> **Work to complete**
A. From the forum thread about solving for x in terms of b, reproduce the passage from "[CaptainBlack]" up to and including "the original problem?" word for word.
B. Write the next part of the forum thread about solving for x in terms of b, starting after its last sentence.
── Text segment ──
Find the Inverse of a Vector: Solve for x in Terms of b

[OhMyMarkov]

Hello Everyone!

I've been trying to solve an equation and got to this place: $\sum _{j=1} ^K (x_j - b_j) = 0$ which gives $e^T x = e^T b$. Now I need to solve for $x$ i.e. find $x$ in terms of the b. How can I do that?

Thank you for the help!

 

[CaptainBlack]

Hello Everyone!

I've been trying to solve an equation and got to this place: $\sum _{j=1} ^K (x_j - b_j) = 0$ which gives $e^T x = e^T b$. Now I need to solve for $x$ i.e. find $x$ in terms of the b. How can I do that?

Thank you for the help!

Can we have some more context, or perhaps the original problem?
───
── Stored data ──
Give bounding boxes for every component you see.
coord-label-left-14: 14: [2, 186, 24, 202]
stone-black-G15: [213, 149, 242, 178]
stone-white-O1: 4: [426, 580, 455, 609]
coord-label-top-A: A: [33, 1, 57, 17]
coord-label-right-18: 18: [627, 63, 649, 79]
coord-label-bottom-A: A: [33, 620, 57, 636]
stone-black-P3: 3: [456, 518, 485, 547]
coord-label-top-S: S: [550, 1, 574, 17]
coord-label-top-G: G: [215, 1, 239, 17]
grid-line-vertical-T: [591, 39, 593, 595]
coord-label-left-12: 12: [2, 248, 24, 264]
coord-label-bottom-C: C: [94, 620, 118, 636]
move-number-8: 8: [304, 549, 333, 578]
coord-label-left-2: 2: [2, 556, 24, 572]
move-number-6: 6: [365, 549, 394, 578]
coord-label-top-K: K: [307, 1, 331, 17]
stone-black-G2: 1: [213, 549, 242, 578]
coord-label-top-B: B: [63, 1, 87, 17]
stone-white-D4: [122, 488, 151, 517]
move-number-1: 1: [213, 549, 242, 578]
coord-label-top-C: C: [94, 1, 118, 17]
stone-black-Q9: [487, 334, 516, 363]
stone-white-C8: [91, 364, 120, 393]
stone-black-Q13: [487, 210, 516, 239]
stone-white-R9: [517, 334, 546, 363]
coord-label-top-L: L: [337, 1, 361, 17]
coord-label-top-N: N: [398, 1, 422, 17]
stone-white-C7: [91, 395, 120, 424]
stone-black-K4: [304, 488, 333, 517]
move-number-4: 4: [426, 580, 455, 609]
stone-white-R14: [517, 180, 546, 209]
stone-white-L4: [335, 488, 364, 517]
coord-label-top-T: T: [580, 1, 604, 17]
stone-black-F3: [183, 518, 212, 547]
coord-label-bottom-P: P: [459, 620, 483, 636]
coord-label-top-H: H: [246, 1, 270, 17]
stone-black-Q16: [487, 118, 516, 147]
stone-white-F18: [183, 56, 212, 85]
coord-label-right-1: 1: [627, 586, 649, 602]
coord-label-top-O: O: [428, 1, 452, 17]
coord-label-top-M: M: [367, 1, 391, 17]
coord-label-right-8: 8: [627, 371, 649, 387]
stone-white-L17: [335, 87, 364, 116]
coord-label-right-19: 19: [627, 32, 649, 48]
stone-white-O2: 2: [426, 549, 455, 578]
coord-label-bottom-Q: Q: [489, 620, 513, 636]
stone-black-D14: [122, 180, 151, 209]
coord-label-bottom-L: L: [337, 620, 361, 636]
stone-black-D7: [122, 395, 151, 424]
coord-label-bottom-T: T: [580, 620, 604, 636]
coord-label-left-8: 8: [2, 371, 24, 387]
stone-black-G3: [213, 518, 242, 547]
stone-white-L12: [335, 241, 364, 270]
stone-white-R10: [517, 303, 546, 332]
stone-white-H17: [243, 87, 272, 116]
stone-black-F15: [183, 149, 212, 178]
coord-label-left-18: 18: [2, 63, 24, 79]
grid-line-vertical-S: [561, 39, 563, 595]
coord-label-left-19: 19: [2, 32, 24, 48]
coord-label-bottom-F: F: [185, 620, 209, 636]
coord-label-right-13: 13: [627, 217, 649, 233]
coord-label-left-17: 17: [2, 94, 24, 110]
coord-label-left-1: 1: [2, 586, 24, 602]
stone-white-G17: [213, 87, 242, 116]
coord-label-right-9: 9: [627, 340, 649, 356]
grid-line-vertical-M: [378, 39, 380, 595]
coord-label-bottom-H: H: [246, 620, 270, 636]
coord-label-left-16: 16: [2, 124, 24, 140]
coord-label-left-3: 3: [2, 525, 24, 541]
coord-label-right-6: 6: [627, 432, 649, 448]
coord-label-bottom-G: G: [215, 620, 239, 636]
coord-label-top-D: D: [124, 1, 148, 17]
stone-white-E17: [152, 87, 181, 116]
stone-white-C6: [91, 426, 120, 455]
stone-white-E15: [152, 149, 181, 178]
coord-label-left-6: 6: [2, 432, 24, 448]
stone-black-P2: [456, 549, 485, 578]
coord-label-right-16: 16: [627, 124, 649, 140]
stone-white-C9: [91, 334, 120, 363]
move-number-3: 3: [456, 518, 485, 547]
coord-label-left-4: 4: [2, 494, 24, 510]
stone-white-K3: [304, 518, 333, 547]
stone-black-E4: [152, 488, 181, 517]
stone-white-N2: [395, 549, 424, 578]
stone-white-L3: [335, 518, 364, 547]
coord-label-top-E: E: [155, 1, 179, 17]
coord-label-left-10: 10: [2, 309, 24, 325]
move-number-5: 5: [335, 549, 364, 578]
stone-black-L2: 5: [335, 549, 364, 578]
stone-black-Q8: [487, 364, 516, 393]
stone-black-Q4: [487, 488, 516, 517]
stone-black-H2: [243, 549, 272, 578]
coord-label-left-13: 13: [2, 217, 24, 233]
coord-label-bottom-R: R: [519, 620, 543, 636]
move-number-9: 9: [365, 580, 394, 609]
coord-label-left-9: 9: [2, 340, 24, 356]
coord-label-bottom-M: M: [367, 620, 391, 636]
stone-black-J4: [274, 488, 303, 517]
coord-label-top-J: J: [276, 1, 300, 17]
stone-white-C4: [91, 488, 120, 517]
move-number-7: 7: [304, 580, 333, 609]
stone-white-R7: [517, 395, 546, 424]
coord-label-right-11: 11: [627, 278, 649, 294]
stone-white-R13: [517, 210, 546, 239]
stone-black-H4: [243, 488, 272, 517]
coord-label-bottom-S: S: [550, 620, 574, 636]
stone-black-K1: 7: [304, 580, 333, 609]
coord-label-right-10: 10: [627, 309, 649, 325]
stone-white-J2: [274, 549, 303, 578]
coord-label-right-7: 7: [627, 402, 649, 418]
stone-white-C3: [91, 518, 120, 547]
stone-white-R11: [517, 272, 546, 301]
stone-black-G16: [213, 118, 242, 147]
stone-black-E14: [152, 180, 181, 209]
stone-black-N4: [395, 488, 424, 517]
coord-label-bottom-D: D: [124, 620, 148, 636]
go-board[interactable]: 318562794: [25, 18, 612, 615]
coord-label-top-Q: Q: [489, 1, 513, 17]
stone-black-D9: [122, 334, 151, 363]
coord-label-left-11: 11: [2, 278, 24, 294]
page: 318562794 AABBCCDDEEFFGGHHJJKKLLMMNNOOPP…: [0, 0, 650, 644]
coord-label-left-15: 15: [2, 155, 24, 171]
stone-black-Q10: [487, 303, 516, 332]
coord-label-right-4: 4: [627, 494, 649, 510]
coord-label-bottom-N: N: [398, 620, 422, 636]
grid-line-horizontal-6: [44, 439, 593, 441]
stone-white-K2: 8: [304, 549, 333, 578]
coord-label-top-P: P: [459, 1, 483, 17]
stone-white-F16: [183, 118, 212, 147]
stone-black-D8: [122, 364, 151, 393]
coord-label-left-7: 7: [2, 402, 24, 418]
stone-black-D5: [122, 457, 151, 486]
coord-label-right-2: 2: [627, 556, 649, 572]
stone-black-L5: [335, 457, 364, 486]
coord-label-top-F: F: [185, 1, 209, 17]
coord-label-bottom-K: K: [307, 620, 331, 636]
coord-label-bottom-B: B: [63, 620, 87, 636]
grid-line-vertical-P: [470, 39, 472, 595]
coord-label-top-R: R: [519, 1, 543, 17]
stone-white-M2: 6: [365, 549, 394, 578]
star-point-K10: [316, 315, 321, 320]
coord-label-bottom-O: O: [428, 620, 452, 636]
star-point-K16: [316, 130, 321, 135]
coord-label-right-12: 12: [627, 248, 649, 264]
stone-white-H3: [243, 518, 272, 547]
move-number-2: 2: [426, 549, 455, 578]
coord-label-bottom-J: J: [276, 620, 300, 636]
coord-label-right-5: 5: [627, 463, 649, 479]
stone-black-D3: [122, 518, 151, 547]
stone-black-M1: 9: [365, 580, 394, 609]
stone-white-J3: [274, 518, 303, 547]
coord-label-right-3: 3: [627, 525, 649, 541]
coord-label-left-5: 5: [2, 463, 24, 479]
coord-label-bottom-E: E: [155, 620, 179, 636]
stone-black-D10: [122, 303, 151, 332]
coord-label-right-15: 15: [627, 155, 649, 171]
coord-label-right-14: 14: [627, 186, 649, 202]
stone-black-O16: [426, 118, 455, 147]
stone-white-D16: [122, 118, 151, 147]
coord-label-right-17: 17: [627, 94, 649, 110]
───
> **In response**
A.
[CaptainBlack]

Hello Everyone!

I've been trying to solve an equation and got to this place: $\sum _{j=1} ^K (x_j - b_j) = 0$ which gives $e^T x = e^T b$. Now I need to solve for $x$ i.e. find $x$ in terms of the b. How can I do that?

Thank you for the help!

Can we have some more context, or perhaps the original problem?

B.
CB

 

[OhMyMarkov]

Definitely,

The original problem is to find the minimum of the following function: $T(x) = ||y-Ax||^2 + ||x-b||^2$ where the system y = Ax is overdetermined. Of course we already know the closed form solution of the first norm (linear least squares). My question was regarding the second norm. What I want to do is to try to find a closed form solution for the minimum of the second norm, and add the two solutions up. What I did was, similar to the approach of finding the linear least squares solution, differentiate the second norm with respect to $x_j$s and set to zero. I got what is there in my first post, and now I'm stuck there.

Thank you.